+++ Records supplied +++
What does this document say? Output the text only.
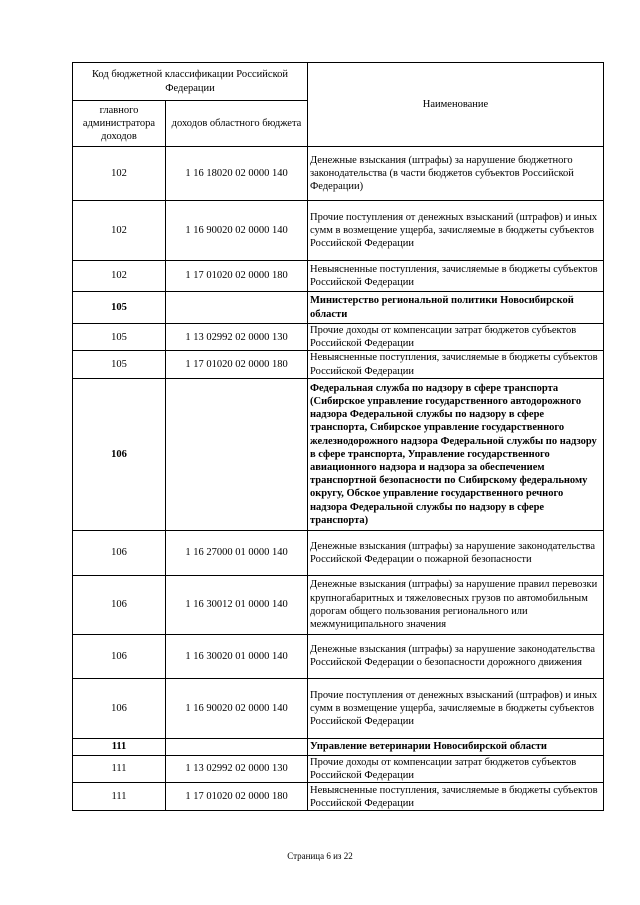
Код бюджетной классификации Российской Федерации		Наименование
главного администратора доходов	доходов областного бюджета	
102	1 16 18020 02 0000 140	Денежные взыскания (штрафы) за нарушение бюджетного законодательства (в части бюджетов субъектов Российской Федерации)
102	1 16 90020 02 0000 140	Прочие поступления от денежных взысканий (штрафов) и иных сумм в возмещение ущерба, зачисляемые в бюджеты субъектов Российской Федерации
102	1 17 01020 02 0000 180	Невыясненные поступления, зачисляемые в бюджеты субъектов Российской Федерации
105		Министерство региональной политики Новосибирской области
105	1 13 02992 02 0000 130	Прочие доходы от компенсации затрат бюджетов субъектов Российской Федерации
105	1 17 01020 02 0000 180	Невыясненные поступления, зачисляемые в бюджеты субъектов Российской Федерации
106		Федеральная служба по надзору в сфере транспорта (Сибирское управление государственного автодорожного надзора Федеральной службы по надзору в сфере транспорта, Сибирское управление государственного железнодорожного надзора Федеральной службы по надзору в сфере транспорта, Управление государственного авиационного надзора и надзора за обеспечением транспортной безопасности по Сибирскому федеральному округу, Обское управление государственного речного надзора Федеральной службы по надзору в сфере транспорта)
106	1 16 27000 01 0000 140	Денежные взыскания (штрафы) за нарушение законодательства Российской Федерации о пожарной безопасности
106	1 16 30012 01 0000 140	Денежные взыскания (штрафы) за нарушение правил перевозки крупногабаритных и тяжеловесных грузов по автомобильным дорогам общего пользования регионального или межмуниципального значения
106	1 16 30020 01 0000 140	Денежные взыскания (штрафы) за нарушение законодательства Российской Федерации о безопасности дорожного движения
106	1 16 90020 02 0000 140	Прочие поступления от денежных взысканий (штрафов) и иных сумм в возмещение ущерба, зачисляемые в бюджеты субъектов Российской Федерации
111		Управление ветеринарии Новосибирской области
111	1 13 02992 02 0000 130	Прочие доходы от компенсации затрат бюджетов субъектов Российской Федерации
111	1 17 01020 02 0000 180	Невыясненные поступления, зачисляемые в бюджеты субъектов Российской Федерации
Страница 6 из 22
+++
Aim:
The records above are to be quoted exactly, with all pictures left out.

Solution to the problem:
What does this document say? Output the text only.
Код бюджетной классификации Российской Федерации		Наименование
главного администратора доходов	доходов областного бюджета	
102	1 16 18020 02 0000 140	Денежные взыскания (штрафы) за нарушение бюджетного законодательства (в части бюджетов субъектов Российской Федерации)
102	1 16 90020 02 0000 140	Прочие поступления от денежных взысканий (штрафов) и иных сумм в возмещение ущерба, зачисляемые в бюджеты субъектов Российской Федерации
102	1 17 01020 02 0000 180	Невыясненные поступления, зачисляемые в бюджеты субъектов Российской Федерации
105		Министерство региональной политики Новосибирской области
105	1 13 02992 02 0000 130	Прочие доходы от компенсации затрат бюджетов субъектов Российской Федерации
105	1 17 01020 02 0000 180	Невыясненные поступления, зачисляемые в бюджеты субъектов Российской Федерации
106		Федеральная служба по надзору в сфере транспорта (Сибирское управление государственного автодорожного надзора Федеральной службы по надзору в сфере транспорта, Сибирское управление государственного железнодорожного надзора Федеральной службы по надзору в сфере транспорта, Управление государственного авиационного надзора и надзора за обеспечением транспортной безопасности по Сибирскому федеральному округу, Обское управление государственного речного надзора Федеральной службы по надзору в сфере транспорта)
106	1 16 27000 01 0000 140	Денежные взыскания (штрафы) за нарушение законодательства Российской Федерации о пожарной безопасности
106	1 16 30012 01 0000 140	Денежные взыскания (штрафы) за нарушение правил перевозки крупногабаритных и тяжеловесных грузов по автомобильным дорогам общего пользования регионального или межмуниципального значения
106	1 16 30020 01 0000 140	Денежные взыскания (штрафы) за нарушение законодательства Российской Федерации о безопасности дорожного движения
106	1 16 90020 02 0000 140	Прочие поступления от денежных взысканий (штрафов) и иных сумм в возмещение ущерба, зачисляемые в бюджеты субъектов Российской Федерации
111		Управление ветеринарии Новосибирской области
111	1 13 02992 02 0000 130	Прочие доходы от компенсации затрат бюджетов субъектов Российской Федерации
111	1 17 01020 02 0000 180	Невыясненные поступления, зачисляемые в бюджеты субъектов Российской Федерации
Страница 6 из 22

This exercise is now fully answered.